» Task input
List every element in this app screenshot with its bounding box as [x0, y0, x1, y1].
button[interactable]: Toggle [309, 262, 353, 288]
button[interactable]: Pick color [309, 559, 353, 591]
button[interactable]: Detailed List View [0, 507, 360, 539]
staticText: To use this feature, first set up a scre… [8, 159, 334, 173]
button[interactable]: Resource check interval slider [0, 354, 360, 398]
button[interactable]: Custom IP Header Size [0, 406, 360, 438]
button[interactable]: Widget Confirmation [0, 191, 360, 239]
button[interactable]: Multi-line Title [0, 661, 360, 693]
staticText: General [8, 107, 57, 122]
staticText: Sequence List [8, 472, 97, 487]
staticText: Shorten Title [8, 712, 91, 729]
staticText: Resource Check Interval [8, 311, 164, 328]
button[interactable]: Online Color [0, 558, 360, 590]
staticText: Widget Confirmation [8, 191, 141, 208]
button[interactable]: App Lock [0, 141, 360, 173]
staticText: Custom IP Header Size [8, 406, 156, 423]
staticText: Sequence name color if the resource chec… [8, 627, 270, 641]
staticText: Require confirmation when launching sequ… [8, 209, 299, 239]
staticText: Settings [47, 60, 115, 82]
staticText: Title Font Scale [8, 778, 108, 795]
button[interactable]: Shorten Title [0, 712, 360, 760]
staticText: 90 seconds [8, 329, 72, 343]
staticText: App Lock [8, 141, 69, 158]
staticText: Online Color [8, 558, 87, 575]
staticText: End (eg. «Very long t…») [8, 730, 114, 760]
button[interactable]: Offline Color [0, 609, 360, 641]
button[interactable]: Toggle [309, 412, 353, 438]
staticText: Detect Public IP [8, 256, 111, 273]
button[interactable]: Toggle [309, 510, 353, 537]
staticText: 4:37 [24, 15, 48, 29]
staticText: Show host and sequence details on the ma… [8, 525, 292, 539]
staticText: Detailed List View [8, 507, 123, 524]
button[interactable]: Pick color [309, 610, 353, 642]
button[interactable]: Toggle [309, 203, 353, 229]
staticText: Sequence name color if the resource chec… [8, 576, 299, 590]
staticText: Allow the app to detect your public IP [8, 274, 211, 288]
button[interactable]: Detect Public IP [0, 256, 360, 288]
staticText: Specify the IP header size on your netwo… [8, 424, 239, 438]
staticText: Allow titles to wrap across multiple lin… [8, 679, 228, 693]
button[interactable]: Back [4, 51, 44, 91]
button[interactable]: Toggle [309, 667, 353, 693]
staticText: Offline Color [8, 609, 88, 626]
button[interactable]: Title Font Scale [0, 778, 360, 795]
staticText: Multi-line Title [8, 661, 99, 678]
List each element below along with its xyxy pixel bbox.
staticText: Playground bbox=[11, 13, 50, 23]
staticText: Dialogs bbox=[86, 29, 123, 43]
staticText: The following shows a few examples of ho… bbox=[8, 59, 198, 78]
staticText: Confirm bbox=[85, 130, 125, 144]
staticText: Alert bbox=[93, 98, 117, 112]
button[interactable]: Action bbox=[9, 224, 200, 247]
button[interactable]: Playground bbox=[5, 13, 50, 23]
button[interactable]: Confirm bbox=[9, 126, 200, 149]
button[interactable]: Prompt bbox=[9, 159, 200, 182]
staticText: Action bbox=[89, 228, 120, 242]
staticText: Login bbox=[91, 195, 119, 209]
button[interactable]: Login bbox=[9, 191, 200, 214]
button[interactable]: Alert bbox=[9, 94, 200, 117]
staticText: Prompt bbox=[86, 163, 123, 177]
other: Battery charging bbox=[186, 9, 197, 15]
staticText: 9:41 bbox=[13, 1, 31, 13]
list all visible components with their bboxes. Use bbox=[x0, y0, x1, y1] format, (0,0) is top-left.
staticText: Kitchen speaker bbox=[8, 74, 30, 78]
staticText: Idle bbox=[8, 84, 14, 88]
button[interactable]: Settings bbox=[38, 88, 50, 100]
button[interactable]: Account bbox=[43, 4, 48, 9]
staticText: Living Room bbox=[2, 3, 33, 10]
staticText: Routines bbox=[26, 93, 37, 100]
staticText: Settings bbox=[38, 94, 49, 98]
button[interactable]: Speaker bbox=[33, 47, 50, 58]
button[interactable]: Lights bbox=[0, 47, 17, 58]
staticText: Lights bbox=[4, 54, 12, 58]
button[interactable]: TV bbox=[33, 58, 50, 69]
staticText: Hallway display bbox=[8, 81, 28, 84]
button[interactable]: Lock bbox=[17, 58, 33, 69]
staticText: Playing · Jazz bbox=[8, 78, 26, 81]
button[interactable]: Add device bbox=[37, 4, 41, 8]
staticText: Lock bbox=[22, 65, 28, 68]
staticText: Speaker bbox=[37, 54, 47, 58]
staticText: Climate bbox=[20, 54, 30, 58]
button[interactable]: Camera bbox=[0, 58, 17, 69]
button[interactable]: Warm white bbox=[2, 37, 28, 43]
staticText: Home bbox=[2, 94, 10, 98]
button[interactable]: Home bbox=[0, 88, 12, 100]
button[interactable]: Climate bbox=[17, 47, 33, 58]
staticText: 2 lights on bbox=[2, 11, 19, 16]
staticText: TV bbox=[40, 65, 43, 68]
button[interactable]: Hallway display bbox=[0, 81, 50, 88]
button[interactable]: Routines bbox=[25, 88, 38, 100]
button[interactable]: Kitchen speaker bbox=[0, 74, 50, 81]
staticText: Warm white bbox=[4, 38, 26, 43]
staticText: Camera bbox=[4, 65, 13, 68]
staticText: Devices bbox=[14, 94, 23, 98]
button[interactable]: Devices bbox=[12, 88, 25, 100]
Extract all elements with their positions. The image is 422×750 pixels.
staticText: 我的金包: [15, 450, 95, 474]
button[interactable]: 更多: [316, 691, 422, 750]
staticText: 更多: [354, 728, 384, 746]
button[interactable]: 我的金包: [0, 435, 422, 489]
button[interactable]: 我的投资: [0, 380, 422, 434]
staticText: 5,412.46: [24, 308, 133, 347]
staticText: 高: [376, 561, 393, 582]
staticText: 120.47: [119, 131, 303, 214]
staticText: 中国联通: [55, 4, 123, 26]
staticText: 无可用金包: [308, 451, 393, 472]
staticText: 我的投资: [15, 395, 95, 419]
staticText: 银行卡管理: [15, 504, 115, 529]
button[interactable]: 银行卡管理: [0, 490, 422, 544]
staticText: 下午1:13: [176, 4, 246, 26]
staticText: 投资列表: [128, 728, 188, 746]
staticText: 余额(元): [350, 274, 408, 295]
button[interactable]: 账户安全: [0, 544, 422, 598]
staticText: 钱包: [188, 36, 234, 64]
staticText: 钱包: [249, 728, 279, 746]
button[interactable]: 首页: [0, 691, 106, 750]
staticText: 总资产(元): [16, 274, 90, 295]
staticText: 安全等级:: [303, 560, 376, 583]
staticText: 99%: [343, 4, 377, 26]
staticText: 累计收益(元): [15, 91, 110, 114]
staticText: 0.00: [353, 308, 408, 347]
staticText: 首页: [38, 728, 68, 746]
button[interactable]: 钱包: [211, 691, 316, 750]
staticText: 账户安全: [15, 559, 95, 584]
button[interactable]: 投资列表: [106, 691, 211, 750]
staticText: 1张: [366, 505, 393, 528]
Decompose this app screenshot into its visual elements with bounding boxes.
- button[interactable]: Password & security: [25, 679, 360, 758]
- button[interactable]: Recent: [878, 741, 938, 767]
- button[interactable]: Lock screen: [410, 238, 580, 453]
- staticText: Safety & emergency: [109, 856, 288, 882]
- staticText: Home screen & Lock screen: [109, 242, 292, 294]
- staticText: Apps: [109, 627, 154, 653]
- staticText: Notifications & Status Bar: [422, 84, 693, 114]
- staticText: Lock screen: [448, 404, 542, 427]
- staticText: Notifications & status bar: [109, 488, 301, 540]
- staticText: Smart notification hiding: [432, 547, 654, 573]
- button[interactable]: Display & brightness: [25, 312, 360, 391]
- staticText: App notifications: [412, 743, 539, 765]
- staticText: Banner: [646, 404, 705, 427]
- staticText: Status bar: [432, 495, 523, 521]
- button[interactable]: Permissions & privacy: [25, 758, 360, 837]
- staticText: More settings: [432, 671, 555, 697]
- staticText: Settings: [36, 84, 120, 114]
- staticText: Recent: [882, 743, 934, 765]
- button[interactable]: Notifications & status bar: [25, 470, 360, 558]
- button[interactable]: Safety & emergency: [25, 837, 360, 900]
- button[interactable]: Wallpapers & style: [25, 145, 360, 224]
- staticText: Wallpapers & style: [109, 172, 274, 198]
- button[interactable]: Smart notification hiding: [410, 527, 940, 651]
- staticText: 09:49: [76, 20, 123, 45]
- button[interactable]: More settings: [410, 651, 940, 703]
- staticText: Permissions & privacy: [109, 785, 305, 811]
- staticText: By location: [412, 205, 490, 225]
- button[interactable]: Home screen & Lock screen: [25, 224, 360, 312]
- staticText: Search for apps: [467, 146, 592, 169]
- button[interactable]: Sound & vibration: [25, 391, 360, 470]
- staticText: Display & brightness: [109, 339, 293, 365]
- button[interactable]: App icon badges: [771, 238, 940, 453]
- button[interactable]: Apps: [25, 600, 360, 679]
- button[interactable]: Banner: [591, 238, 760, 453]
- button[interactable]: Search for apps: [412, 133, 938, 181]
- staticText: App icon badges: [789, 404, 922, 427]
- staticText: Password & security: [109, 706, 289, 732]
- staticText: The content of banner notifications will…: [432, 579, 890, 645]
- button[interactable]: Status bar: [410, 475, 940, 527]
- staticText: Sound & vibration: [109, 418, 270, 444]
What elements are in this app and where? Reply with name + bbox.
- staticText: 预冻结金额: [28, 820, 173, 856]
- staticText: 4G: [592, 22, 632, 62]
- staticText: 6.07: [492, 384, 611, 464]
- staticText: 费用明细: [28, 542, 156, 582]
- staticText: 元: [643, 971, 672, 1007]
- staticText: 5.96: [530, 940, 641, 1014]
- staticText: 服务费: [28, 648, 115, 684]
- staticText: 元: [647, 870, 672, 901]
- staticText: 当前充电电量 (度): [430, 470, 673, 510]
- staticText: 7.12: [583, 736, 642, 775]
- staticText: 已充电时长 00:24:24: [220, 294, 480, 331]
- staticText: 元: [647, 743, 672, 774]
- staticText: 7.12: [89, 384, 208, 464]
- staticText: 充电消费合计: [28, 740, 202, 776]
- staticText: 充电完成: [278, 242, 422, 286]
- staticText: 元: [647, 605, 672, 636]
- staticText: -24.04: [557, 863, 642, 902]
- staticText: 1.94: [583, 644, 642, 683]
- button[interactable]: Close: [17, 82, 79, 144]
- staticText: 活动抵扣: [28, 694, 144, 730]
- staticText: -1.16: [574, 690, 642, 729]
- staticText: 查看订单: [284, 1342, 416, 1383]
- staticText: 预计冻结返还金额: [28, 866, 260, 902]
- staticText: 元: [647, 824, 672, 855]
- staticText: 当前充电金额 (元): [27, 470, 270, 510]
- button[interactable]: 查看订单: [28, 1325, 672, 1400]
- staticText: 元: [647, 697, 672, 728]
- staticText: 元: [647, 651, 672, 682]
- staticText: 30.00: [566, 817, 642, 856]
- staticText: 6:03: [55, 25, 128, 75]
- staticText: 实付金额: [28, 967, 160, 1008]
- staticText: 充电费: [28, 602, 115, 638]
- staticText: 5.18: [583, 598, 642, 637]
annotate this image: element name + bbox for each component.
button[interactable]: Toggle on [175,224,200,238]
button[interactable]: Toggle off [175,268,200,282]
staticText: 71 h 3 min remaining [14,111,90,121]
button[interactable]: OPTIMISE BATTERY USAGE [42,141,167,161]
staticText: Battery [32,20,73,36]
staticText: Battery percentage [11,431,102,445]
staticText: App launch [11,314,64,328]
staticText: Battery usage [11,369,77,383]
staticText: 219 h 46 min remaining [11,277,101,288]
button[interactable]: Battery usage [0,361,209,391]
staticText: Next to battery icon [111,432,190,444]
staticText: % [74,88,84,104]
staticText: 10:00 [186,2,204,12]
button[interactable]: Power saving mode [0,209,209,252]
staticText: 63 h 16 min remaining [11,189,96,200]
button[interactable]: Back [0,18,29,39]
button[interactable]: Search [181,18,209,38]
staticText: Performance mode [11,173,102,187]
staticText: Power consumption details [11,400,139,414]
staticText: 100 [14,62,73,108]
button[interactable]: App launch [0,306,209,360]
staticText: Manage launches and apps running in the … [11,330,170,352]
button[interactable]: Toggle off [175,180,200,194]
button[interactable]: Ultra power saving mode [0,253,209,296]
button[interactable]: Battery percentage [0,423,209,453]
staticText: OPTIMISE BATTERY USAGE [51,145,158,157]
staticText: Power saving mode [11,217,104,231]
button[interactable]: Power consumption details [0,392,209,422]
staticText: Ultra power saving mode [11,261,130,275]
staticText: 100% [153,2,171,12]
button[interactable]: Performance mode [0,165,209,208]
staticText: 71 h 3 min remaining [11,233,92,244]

» Written instruction
Arrange the lines of the records above, from the start through the line that contains "button[interactable]: Online Color", as a numbered list, leaving out any blank lines.

» Correct result
1. List every element in this app screenshot with its bounding box as [x0, y0, x1, y1].
2. button[interactable]: Toggle [309, 262, 353, 288]
3. button[interactable]: Pick color [309, 559, 353, 591]
4. button[interactable]: Detailed List View [0, 507, 360, 539]
5. staticText: To use this feature, first set up a scre… [8, 159, 334, 173]
6. button[interactable]: Resource check interval slider [0, 354, 360, 398]
7. button[interactable]: Custom IP Header Size [0, 406, 360, 438]
8. button[interactable]: Widget Confirmation [0, 191, 360, 239]
9. button[interactable]: Multi-line Title [0, 661, 360, 693]
10. staticText: General [8, 107, 57, 122]
11. staticText: Sequence List [8, 472, 97, 487]
12. staticText: Shorten Title [8, 712, 91, 729]
13. staticText: Resource Check Interval [8, 311, 164, 328]
14. button[interactable]: Online Color [0, 558, 360, 590]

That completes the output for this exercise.